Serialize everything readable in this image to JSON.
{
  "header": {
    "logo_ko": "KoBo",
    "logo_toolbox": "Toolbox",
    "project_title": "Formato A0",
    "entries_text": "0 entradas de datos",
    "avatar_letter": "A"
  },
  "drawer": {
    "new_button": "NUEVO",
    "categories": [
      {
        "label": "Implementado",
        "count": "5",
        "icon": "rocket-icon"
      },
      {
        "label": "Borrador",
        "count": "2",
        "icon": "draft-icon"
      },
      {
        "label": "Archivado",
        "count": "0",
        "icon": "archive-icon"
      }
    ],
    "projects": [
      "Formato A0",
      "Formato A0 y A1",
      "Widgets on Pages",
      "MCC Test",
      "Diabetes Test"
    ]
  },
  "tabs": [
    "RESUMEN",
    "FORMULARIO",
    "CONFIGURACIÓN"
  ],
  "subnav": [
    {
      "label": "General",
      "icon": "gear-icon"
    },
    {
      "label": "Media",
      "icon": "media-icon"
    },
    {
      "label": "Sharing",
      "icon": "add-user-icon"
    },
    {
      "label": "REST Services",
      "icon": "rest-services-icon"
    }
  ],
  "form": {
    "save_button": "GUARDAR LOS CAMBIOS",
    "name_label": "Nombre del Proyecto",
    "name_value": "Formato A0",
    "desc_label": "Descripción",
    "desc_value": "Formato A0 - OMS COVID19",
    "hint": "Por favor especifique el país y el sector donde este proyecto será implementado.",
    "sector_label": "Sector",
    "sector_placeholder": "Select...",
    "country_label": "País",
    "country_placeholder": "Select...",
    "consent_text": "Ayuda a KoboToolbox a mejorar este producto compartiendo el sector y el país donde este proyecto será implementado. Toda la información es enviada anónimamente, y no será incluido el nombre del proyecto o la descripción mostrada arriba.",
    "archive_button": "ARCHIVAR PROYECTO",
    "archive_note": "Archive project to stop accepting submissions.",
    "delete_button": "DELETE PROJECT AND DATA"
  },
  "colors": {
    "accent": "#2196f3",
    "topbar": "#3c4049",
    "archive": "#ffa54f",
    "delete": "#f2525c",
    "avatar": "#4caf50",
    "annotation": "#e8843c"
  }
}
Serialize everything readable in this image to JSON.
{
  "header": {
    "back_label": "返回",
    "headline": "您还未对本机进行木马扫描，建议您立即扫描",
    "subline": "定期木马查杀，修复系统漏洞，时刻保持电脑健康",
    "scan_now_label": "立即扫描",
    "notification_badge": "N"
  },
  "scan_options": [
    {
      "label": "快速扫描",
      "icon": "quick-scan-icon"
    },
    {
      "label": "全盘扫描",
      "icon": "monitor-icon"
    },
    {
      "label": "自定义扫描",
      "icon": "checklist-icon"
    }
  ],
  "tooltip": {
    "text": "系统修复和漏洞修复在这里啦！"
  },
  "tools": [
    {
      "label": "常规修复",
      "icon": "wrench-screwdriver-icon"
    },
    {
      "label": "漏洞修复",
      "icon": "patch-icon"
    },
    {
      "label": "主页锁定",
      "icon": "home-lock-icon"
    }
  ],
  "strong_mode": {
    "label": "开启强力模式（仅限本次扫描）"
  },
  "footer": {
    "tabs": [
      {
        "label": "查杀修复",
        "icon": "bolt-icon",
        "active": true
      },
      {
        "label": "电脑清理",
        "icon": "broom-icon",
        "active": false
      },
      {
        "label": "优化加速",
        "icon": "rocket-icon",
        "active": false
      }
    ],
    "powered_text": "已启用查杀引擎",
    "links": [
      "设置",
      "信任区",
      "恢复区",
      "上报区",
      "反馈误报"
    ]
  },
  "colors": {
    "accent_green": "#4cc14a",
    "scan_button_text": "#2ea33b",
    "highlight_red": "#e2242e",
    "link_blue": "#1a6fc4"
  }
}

» **Instructions for the task**
Copy out every line from the data above that has "donde" in it.

» **Solution**
    "hint": "Por favor especifique el país y el sector donde este proyecto será implementado.",
    "consent_text": "Ayuda a KoboToolbox a mejorar este producto compartiendo el sector y el país donde este proyecto será implementado. Toda la información es enviada anónimamente, y no será incluido el nombre del proyecto o la descripción mostrada arriba.",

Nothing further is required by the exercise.